▶ **The exercise**:
Could you turn the records, from their first line through the line containing "section-personal-description: personal description", into a numbered list with any blank lines dropped?

▶ **Input records**:
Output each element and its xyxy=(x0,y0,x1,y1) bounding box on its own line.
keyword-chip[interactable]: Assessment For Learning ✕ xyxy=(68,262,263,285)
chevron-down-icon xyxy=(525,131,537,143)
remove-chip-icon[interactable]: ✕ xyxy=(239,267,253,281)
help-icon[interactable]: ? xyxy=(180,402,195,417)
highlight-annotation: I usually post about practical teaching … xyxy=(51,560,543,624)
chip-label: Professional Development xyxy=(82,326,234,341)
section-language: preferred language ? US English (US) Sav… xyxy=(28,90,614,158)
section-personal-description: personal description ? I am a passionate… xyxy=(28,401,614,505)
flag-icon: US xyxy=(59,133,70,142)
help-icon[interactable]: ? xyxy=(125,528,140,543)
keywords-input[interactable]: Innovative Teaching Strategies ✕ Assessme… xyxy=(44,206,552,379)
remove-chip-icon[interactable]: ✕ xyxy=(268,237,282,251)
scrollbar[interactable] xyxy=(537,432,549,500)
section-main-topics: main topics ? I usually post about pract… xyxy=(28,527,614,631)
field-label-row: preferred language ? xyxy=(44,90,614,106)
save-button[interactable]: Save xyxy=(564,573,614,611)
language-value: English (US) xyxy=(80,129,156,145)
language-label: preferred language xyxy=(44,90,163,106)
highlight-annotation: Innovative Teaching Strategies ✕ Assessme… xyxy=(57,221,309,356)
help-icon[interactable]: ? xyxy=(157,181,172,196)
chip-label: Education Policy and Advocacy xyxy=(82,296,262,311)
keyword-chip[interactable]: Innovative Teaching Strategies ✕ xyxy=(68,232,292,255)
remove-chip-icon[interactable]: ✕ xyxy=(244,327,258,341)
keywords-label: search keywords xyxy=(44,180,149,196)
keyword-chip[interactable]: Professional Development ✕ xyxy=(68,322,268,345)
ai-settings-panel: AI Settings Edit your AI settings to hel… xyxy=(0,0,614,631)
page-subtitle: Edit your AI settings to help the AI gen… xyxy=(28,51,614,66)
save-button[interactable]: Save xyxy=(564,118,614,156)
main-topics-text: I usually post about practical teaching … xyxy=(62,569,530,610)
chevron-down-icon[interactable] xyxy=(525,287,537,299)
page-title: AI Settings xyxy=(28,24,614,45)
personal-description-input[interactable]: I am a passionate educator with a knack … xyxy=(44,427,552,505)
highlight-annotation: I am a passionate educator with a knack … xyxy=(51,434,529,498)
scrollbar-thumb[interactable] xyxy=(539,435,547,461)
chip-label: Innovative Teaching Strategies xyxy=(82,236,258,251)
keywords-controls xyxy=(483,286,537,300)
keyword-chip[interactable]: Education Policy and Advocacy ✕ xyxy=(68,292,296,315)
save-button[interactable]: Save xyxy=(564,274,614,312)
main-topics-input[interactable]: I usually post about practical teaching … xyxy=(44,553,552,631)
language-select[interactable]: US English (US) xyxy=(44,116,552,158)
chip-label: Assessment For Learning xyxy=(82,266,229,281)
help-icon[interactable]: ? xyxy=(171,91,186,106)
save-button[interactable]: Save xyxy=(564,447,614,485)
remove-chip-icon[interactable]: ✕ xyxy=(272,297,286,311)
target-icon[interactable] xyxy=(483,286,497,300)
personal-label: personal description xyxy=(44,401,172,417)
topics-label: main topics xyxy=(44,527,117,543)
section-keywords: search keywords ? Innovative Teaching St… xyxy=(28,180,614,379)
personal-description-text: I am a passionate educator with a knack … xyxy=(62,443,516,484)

▶ **Written answer**:
1. Output each element and its xyxy=(x0,y0,x1,y1) bounding box on its own line.
2. keyword-chip[interactable]: Assessment For Learning ✕ xyxy=(68,262,263,285)
3. chevron-down-icon xyxy=(525,131,537,143)
4. remove-chip-icon[interactable]: ✕ xyxy=(239,267,253,281)
5. help-icon[interactable]: ? xyxy=(180,402,195,417)
6. highlight-annotation: I usually post about practical teaching … xyxy=(51,560,543,624)
7. chip-label: Professional Development xyxy=(82,326,234,341)
8. section-language: preferred language ? US English (US) Sav… xyxy=(28,90,614,158)
9. section-personal-description: personal description ? I am a passionate… xyxy=(28,401,614,505)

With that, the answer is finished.